In network protocols, it is quite common for packets to be fragmented before they are issued to the network, because there are restrictions regarding the maximum number of bytes that can be transferred over a specific data-link interface. When fragmentation occurs, each one of the fragments (or segments) created from the byte stream is marked to identify its position within the stream. Then, when the fragments reach their destination, a reverse procedure—reassembly—is followed. During the reassembly procedure, fragments may be received out of order; if this occurs, special care must be taken to reorder them.

PRO3 provides reassembly queues in the buffer memory (which is used to store packets temporarily after they are received) for the reassembly of either IP packets or AAL-layer PDUs.

## **Checksum and CRC Calculation**

Checksum and cyclic redundancy check (CRC) calculations are performed to verify that the information carried in the header and user data have been transmitted correctly. If an error is detected, the packet containing the error is discarded. In the IP world, the checksum is calculated as the 16-bit one's complement of the one's complement sum of all 16-bit words in the protected area. For purposes of computing the checksum, the value of the checksum field is zero. For the IP protocol, the checksum protects only the IP header, but, for the TCP and the UDP, both the header and the user data are protected.

#### [PROVIDED MATERIAL]
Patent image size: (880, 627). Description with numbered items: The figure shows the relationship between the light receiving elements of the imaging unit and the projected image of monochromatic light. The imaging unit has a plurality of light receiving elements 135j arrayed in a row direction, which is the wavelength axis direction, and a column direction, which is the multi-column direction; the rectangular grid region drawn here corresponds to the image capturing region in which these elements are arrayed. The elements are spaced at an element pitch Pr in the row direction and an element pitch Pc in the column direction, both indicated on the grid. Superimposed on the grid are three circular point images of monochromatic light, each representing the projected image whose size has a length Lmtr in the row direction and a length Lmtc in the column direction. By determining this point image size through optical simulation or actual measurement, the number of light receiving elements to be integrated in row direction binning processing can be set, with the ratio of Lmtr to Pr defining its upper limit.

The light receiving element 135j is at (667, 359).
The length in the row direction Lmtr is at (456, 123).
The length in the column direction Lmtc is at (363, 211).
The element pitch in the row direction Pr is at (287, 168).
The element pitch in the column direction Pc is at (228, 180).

---

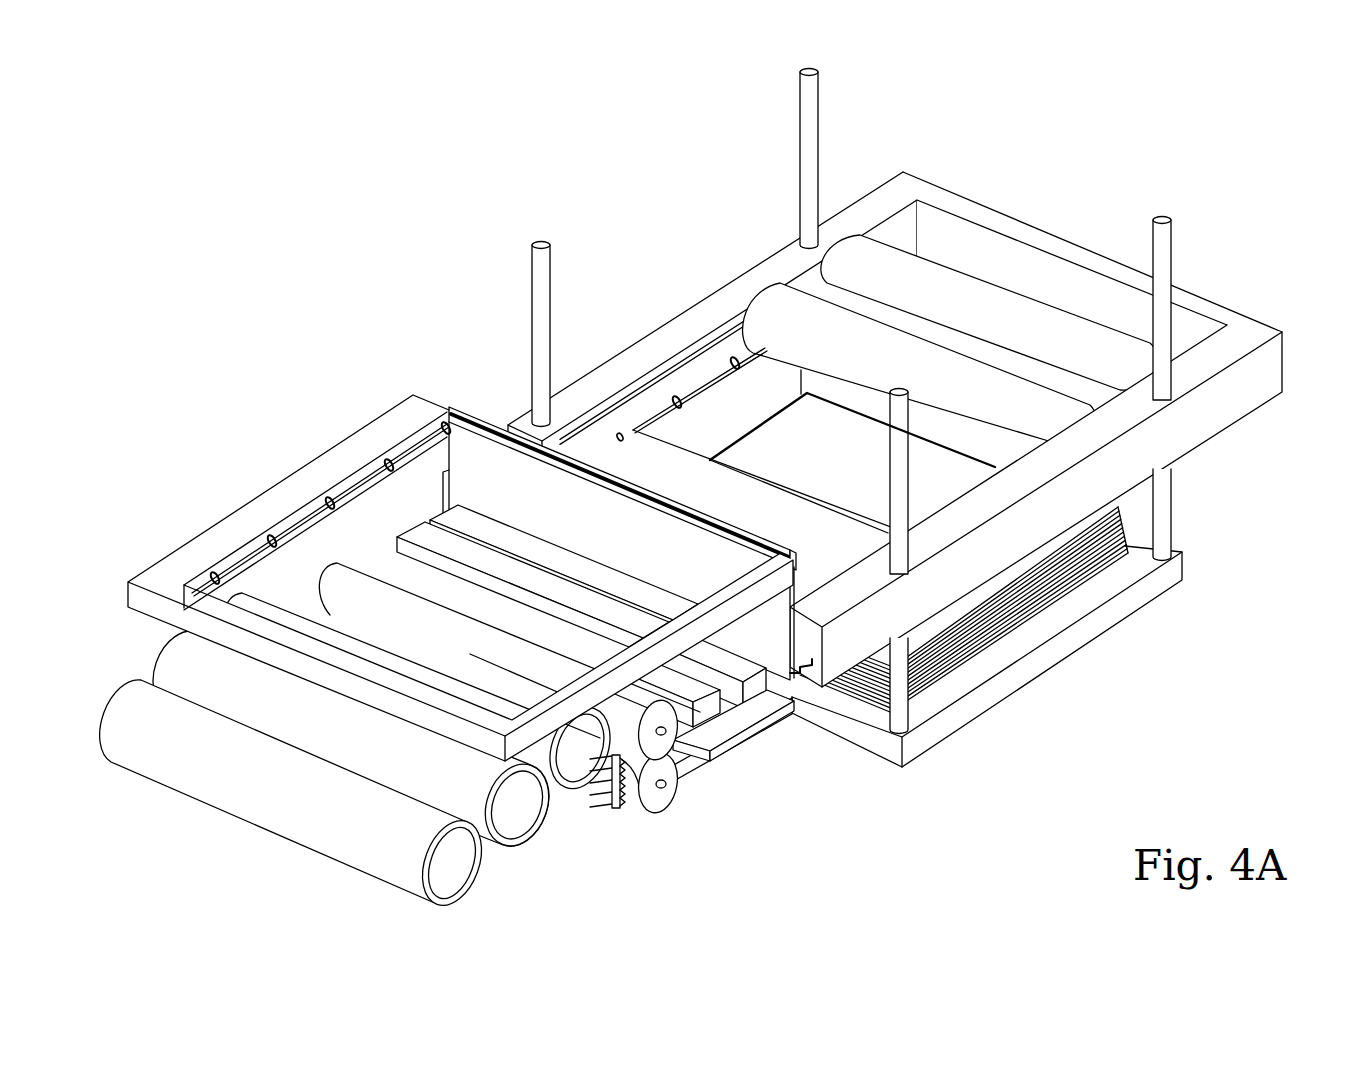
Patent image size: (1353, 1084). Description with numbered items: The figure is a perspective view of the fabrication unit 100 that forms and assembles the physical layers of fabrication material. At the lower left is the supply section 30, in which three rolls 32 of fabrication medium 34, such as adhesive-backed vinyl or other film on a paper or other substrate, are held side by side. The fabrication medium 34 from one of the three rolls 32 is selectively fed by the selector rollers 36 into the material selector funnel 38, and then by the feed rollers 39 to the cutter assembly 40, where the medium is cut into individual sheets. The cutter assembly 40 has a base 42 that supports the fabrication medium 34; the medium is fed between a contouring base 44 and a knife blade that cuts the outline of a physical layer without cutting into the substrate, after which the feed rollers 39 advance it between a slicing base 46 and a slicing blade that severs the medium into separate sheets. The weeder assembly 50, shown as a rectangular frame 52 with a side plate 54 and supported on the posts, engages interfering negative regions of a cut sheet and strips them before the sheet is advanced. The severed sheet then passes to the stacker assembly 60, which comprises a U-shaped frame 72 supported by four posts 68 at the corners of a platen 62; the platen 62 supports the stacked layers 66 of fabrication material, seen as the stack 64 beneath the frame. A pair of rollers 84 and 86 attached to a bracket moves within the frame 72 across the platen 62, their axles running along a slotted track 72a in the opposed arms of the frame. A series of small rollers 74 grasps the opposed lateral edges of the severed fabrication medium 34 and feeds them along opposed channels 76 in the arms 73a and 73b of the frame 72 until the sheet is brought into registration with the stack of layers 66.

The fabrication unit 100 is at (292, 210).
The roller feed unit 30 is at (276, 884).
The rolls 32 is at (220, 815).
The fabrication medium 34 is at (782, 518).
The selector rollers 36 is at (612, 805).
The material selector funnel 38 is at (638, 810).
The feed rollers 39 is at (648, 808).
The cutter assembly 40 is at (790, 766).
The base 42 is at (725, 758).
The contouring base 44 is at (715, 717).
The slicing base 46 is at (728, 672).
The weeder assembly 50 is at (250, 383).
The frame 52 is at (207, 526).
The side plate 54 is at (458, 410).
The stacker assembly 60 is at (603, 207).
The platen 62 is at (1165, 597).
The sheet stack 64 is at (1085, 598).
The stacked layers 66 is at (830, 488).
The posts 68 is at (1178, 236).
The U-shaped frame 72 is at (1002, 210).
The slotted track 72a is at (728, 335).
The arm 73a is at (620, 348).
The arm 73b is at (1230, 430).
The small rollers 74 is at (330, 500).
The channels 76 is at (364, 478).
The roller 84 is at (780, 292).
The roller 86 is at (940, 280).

#### [TASKS TO PERFORM]
a: List every protocol named under the heading "Checksum and CRC Calculation" in the passage on packet fragmentation and checksums.
b: Continue the passage on packet fragmentation and checksums, starting right after its last sentence.

#### [SET OF ANSWERS]
a: IP, TCP, UDP

b:
PRO3 provides dedicated hardware blocks to accelerate the data verification algorithm in the most common cases, which include IP checksum and 10- and 32-bit CRC calculations.

## **Header Modification**

Header modification updates the values of specific fields of a protocol header after the classification procedure has been performed. Fields that may be updated include:

- The TTL field of the IP header,
- The TOS byte of the IP header,
- The header checksum and CRC,
- The IP address and port in NAT,
- The next-hop virtual path identifier (VPI) and virtual channel identifier (VCI) values of an ATM cell, and
- The next-hop medium access controller address (which may be inserted when the packet is being sent to an Ethernet output port).

PRO3 supports both header modification and PDU encapsulation functions.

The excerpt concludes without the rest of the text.